[Records supplied]:
---
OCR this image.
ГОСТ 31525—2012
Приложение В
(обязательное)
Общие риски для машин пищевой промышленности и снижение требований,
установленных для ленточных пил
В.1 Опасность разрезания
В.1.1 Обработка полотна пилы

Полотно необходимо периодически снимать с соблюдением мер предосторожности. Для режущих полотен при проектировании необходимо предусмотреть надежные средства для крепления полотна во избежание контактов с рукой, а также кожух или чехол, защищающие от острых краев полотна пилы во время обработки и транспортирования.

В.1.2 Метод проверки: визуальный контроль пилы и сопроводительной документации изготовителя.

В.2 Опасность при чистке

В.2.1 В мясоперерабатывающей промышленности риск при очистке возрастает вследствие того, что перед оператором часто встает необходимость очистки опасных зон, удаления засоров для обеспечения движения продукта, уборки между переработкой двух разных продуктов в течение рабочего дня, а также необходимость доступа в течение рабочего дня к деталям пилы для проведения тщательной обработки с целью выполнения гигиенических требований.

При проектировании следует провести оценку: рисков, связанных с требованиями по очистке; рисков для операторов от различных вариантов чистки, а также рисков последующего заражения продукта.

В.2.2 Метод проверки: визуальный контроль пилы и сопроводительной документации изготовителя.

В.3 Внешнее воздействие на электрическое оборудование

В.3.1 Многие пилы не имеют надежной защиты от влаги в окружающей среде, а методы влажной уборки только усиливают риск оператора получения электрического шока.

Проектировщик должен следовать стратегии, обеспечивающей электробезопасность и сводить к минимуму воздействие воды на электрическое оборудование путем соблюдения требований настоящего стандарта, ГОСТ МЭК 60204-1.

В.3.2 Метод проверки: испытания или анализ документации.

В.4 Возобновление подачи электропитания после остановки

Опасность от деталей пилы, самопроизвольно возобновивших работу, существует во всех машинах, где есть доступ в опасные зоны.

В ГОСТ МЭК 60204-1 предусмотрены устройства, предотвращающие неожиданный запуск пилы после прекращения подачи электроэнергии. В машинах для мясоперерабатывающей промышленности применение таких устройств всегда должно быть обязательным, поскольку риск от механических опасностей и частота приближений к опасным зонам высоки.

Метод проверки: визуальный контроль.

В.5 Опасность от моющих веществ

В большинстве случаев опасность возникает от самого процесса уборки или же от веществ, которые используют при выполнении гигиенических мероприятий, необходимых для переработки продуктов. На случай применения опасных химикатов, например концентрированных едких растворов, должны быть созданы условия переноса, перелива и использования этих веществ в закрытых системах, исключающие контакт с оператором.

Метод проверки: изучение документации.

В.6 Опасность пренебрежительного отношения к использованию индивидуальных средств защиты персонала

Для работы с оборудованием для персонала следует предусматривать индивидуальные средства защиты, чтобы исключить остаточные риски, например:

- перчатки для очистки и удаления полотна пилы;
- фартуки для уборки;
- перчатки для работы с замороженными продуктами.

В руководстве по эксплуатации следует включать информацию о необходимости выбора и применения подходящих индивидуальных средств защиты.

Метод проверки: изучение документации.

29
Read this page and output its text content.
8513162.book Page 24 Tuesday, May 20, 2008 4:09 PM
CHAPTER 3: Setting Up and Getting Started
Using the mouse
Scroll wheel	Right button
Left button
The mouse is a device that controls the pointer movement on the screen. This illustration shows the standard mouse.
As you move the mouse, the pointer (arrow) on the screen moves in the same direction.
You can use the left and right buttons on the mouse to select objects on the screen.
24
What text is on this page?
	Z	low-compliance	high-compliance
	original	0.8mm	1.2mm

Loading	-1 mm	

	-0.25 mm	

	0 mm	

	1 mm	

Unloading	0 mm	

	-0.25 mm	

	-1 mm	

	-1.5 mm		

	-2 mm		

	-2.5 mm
---
[Exercise]:
Among the lines of the data, identify those with the word "электрическое". Copy each of them.

[Task solution]:
В.3 Внешнее воздействие на электрическое оборудование
Проектировщик должен следовать стратегии, обеспечивающей электробезопасность и сводить к минимуму воздействие воды на электрическое оборудование путем соблюдения требований настоящего стандарта, ГОСТ МЭК 60204-1.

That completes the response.